* **Goal**
Copy each line in the data that includes the word "true".
☆ ☆ ☆
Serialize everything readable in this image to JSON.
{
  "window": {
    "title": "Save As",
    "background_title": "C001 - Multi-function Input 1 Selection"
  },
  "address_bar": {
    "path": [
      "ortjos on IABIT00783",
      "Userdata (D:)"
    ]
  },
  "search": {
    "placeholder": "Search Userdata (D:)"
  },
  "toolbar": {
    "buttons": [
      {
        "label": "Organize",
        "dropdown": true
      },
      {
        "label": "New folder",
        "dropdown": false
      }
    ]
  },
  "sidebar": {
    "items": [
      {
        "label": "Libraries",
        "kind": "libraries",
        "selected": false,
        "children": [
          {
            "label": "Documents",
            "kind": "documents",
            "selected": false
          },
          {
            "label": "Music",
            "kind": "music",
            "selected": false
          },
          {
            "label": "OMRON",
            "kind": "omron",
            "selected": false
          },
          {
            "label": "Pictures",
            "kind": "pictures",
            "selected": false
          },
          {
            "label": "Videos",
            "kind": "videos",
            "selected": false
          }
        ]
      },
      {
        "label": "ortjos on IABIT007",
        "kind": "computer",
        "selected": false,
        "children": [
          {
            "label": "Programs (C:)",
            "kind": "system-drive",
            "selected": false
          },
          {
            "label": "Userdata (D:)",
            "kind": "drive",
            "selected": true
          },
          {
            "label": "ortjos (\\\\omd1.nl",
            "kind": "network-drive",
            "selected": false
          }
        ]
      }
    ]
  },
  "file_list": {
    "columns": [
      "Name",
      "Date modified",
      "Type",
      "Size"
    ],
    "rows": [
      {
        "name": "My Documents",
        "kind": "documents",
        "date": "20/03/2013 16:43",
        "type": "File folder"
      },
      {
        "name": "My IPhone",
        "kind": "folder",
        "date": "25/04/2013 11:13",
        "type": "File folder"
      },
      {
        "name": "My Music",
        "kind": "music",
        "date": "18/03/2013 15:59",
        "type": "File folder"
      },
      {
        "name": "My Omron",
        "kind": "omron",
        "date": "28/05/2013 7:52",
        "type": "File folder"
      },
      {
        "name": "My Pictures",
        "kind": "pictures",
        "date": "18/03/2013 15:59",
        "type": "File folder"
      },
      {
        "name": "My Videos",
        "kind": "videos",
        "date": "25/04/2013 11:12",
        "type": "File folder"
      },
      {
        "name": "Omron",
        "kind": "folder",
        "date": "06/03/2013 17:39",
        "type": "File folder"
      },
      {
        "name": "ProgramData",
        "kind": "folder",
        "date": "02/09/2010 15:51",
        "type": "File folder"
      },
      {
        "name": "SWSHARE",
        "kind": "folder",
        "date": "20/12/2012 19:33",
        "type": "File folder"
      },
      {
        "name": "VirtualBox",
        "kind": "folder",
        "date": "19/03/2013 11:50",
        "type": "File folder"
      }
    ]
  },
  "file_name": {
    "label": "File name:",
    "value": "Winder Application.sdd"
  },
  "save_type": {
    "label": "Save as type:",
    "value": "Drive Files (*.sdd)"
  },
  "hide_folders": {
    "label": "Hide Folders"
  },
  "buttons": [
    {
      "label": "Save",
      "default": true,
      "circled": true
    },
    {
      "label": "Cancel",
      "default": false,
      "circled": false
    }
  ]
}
☆ ☆ ☆
* **Reply to the exercise**
        "dropdown": true
            "selected": true
      "default": true,
      "circled": true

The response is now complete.